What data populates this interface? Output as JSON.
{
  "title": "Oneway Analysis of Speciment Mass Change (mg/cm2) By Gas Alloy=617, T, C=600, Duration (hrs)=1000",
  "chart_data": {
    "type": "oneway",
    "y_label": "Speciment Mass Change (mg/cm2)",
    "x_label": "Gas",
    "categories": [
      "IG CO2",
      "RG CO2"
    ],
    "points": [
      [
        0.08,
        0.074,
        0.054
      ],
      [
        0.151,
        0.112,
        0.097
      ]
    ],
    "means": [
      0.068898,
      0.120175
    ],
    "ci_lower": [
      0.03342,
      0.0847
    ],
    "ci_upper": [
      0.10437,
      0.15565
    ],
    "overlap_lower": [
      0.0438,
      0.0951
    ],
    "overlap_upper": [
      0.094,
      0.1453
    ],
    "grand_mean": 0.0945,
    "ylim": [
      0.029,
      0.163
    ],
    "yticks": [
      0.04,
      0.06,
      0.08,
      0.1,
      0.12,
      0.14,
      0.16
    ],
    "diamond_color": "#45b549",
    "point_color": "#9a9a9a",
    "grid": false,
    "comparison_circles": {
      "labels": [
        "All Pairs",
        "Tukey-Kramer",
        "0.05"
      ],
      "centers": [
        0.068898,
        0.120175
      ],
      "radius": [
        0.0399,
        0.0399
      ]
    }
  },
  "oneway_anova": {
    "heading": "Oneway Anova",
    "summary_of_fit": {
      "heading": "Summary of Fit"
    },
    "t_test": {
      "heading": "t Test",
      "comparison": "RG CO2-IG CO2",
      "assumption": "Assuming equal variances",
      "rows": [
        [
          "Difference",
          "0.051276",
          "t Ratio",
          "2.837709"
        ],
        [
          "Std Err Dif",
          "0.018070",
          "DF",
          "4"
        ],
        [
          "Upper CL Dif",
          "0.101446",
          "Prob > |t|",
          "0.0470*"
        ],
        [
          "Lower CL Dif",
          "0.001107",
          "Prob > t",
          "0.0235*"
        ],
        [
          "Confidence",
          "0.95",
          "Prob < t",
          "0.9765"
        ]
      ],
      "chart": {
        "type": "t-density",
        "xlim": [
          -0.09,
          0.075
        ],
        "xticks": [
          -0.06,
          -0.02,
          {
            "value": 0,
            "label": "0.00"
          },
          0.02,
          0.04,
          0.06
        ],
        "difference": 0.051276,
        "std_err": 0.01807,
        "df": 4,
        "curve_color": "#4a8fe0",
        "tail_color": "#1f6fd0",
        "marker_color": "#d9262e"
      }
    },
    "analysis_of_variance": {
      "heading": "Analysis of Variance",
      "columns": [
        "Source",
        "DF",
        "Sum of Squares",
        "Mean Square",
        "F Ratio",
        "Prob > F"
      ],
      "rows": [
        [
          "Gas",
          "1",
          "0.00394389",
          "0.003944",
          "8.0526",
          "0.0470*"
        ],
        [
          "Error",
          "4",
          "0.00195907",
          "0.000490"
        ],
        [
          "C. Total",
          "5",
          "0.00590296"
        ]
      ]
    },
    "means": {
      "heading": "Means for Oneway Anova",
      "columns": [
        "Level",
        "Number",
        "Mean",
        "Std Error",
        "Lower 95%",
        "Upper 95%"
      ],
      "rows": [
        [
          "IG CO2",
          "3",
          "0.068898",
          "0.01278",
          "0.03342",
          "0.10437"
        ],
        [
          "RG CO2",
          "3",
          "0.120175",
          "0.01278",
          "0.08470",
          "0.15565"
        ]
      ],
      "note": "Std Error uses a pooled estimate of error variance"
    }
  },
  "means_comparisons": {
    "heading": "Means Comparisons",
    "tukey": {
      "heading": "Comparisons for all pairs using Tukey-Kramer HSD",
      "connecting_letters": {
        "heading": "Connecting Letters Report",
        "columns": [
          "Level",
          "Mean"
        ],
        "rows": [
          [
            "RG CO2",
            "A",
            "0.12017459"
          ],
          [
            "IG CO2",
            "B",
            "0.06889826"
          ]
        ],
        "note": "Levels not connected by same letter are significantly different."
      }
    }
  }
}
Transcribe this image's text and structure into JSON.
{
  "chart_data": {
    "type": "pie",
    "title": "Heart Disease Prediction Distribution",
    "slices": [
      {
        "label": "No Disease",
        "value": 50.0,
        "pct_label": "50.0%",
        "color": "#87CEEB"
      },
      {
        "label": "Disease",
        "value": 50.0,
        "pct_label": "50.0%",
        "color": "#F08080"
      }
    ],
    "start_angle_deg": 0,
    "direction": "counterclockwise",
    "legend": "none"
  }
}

-- Short task --
Choose all lines containing the string "this" and copy them out.

-- Task result --
What data populates this interface? Output as JSON.
Transcribe this image's text and structure into JSON.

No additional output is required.